**What is being asked**:
Check every line of the material below for the string "JSON", and return the ones that have it.

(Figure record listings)
>> Start

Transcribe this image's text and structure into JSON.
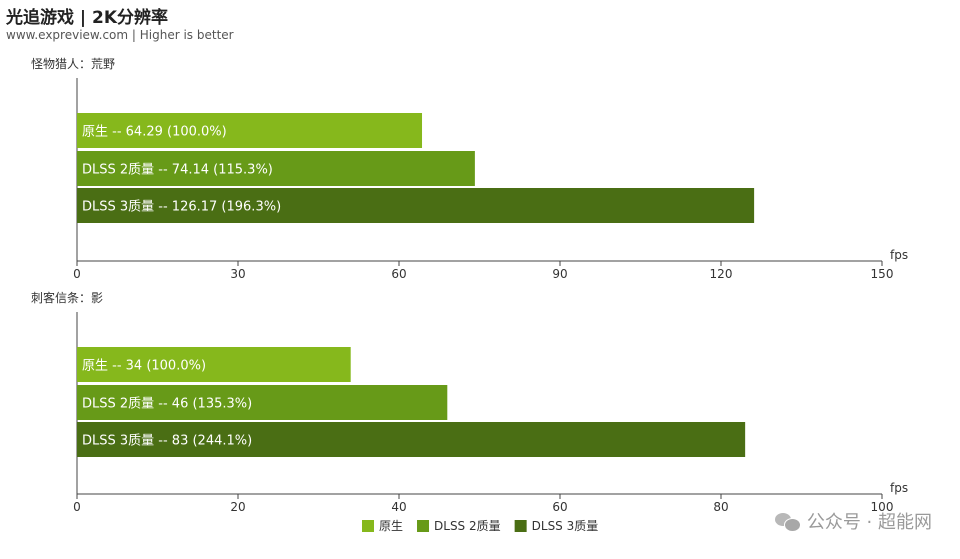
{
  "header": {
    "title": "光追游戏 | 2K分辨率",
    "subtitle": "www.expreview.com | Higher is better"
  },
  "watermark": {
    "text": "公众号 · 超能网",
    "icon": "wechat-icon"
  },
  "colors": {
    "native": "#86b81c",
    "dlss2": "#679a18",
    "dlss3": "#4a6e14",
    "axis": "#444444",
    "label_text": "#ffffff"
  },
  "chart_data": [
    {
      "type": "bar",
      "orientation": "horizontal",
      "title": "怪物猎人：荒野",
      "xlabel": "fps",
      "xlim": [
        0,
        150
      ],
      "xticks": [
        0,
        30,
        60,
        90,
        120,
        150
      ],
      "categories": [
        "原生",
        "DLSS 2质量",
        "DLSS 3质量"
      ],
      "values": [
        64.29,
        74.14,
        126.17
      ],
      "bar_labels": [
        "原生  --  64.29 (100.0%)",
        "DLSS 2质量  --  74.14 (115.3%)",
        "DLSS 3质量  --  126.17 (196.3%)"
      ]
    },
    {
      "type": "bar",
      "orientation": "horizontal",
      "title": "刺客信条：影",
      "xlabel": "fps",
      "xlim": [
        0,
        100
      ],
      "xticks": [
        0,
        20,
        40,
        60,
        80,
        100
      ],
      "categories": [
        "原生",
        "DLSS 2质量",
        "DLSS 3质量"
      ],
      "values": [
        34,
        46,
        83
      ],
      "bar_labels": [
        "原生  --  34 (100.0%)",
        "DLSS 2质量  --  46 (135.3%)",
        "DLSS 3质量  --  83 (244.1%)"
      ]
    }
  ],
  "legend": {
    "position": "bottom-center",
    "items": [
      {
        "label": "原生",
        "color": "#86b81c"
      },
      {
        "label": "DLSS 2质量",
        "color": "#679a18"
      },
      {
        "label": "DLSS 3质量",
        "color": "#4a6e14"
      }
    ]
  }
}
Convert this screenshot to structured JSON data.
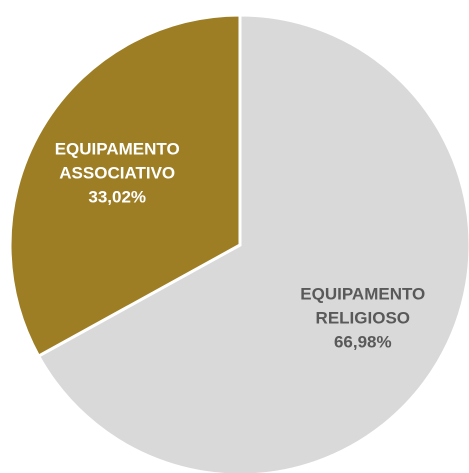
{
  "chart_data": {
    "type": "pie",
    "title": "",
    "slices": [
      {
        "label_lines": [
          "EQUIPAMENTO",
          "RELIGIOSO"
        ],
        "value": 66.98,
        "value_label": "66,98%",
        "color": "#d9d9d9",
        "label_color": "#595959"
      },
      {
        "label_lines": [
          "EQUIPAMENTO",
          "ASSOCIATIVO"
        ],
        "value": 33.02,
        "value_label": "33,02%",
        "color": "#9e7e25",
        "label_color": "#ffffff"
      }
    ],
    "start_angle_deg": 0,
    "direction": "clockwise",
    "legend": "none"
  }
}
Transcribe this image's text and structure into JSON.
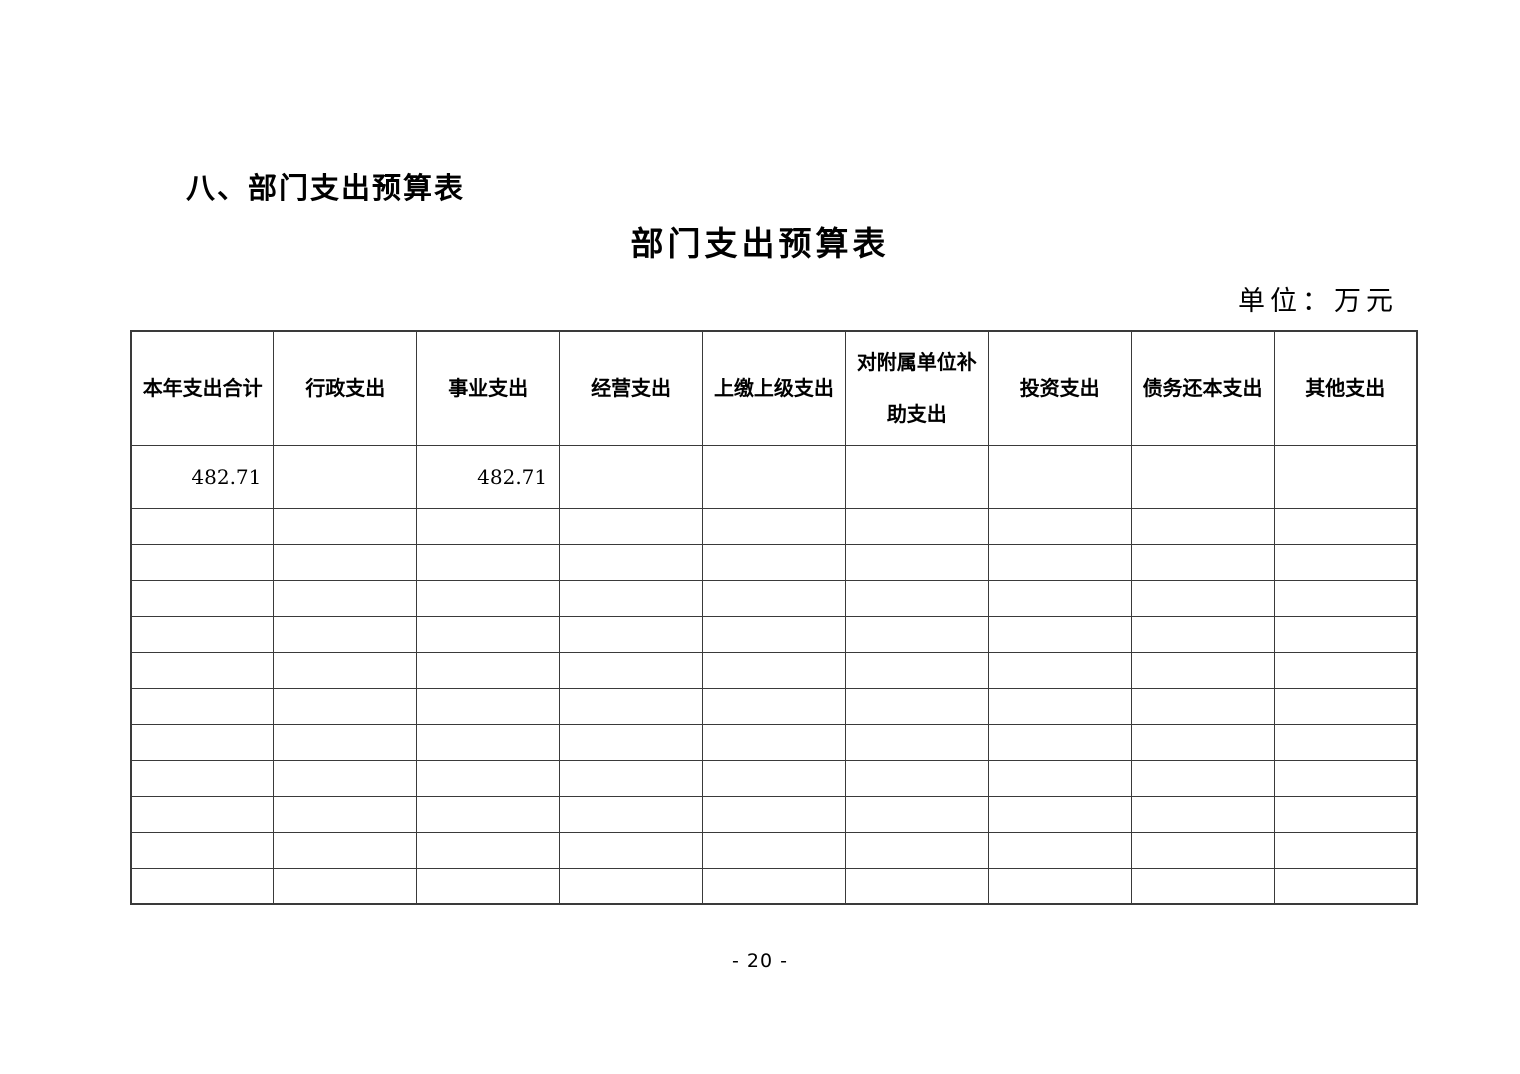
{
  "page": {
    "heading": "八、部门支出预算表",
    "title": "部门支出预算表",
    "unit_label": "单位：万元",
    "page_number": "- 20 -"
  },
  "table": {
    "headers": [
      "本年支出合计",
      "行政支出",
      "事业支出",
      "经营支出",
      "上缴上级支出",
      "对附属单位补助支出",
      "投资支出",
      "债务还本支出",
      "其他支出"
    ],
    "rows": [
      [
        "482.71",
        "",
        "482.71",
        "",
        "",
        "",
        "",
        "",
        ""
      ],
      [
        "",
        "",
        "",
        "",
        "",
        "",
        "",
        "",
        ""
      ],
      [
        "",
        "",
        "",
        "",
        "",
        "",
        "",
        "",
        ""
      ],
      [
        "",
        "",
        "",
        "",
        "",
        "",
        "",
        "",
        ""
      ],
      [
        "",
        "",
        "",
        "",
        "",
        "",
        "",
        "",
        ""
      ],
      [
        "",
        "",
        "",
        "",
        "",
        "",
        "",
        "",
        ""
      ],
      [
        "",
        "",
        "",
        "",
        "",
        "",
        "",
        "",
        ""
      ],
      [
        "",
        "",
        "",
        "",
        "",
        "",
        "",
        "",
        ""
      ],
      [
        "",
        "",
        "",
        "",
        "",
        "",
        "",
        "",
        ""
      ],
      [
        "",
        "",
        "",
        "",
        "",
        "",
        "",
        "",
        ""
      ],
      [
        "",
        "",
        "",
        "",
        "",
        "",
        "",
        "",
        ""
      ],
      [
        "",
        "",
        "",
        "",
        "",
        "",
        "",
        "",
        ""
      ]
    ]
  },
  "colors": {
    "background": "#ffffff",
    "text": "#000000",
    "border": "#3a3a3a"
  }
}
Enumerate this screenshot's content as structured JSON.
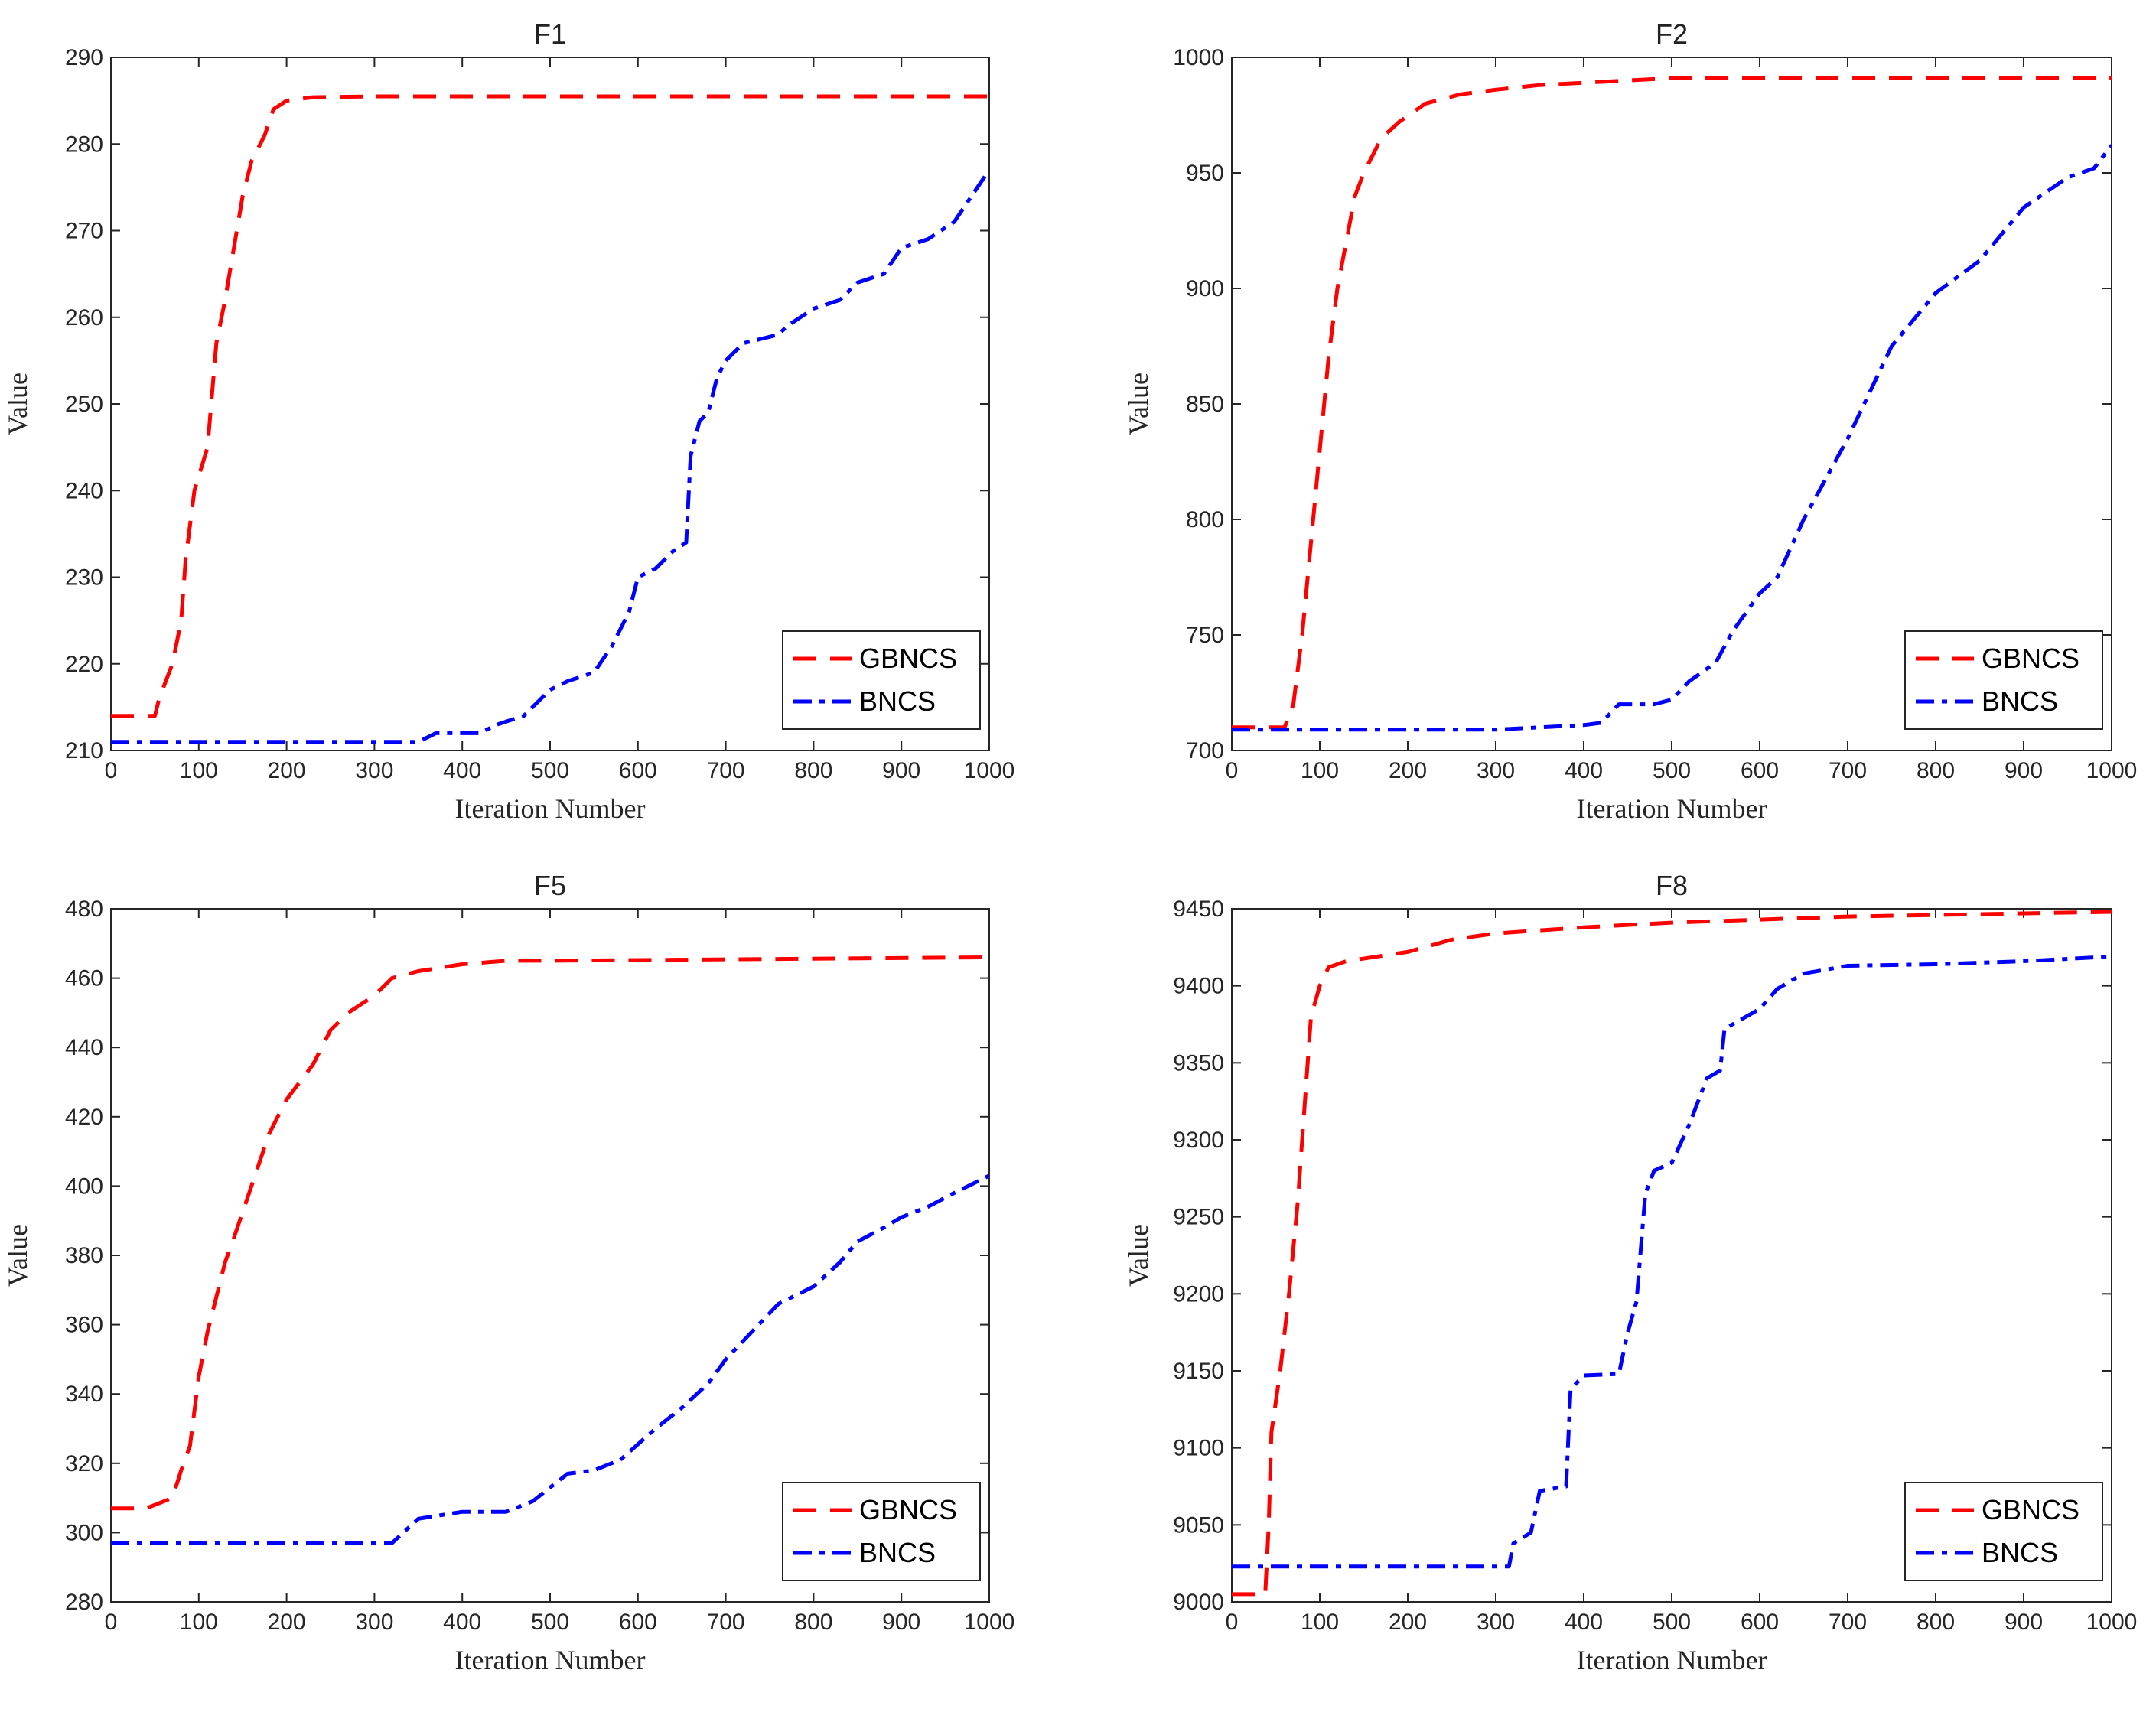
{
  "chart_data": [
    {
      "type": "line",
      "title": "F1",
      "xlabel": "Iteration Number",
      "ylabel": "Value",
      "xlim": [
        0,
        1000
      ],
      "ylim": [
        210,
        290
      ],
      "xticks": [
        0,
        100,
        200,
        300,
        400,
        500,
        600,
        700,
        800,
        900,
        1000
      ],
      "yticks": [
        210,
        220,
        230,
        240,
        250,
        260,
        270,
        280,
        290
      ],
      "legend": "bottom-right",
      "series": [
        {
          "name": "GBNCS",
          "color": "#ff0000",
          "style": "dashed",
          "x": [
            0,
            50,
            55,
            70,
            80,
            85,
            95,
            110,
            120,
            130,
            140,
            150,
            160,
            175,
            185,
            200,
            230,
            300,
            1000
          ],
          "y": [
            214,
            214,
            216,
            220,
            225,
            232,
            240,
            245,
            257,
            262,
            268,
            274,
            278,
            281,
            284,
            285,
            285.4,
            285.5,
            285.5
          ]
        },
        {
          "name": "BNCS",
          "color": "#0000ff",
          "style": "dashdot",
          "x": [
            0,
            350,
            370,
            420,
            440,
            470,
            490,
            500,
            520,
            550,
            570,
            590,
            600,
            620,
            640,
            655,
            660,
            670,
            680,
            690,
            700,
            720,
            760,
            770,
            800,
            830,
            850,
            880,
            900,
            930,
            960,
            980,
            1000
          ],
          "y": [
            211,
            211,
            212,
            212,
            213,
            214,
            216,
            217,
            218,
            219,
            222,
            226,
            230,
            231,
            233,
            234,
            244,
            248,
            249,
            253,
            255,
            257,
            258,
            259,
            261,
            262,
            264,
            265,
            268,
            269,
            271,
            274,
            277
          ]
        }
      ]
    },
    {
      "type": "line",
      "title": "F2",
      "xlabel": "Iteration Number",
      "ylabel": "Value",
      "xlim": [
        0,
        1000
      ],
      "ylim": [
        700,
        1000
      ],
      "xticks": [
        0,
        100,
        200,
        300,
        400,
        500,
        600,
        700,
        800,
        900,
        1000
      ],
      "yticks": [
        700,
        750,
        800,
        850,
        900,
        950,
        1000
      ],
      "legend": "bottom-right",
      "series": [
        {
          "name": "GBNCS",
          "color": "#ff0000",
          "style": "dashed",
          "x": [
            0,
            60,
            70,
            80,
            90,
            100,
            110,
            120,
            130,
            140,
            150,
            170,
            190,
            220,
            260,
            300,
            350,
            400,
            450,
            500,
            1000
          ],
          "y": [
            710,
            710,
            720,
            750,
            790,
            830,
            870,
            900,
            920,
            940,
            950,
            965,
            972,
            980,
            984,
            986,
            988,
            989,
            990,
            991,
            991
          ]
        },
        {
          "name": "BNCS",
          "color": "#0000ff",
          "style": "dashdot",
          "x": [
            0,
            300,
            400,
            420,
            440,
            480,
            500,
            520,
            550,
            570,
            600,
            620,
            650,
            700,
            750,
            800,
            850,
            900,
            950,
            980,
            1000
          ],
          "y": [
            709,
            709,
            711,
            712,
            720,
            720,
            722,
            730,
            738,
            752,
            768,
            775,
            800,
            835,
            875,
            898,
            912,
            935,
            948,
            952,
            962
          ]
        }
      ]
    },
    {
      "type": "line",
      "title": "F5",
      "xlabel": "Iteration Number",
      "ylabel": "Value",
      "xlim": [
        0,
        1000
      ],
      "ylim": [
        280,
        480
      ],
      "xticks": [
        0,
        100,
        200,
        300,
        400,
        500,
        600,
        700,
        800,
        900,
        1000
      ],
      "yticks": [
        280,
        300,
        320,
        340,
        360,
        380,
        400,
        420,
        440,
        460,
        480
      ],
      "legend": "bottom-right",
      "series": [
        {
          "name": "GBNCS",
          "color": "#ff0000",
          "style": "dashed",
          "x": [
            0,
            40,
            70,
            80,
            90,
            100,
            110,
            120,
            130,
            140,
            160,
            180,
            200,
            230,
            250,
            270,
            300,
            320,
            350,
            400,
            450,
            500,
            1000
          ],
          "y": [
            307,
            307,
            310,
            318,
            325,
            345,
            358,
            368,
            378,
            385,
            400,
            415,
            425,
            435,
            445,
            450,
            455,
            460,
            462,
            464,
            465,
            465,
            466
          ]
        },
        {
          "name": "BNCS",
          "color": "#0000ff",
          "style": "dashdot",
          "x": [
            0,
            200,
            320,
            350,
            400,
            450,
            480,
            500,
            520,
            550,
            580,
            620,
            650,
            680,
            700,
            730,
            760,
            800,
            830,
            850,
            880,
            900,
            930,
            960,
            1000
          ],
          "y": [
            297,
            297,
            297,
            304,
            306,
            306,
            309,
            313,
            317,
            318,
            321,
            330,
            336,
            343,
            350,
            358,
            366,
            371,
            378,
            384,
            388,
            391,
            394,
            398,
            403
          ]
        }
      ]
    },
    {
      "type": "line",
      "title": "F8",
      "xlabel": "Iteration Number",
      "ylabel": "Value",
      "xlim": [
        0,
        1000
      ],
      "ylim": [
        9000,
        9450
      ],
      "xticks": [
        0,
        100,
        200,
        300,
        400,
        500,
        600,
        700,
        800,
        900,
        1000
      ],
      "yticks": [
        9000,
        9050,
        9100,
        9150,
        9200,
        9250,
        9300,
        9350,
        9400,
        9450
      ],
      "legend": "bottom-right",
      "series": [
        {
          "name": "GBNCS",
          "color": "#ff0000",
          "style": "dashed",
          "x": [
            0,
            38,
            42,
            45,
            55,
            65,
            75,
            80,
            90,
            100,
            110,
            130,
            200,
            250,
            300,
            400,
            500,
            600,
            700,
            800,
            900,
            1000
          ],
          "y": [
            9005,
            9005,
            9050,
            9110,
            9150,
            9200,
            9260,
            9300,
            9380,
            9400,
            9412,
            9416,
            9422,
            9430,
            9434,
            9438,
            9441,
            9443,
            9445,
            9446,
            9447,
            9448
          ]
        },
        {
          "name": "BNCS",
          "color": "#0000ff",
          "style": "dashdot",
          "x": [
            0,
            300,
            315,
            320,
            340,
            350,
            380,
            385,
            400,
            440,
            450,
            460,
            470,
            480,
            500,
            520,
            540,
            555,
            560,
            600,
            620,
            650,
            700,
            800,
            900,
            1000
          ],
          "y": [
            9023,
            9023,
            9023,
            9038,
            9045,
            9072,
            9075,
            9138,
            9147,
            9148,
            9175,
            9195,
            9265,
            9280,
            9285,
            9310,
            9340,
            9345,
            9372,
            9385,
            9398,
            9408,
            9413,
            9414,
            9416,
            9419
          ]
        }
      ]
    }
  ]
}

>> End

**Answer to the problem**:
Transcribe this image's text and structure into JSON.
Convert this screenshot to structured JSON data.
Transcribe this image's text and structure into JSON.
Enumerate this screenshot's content as structured JSON.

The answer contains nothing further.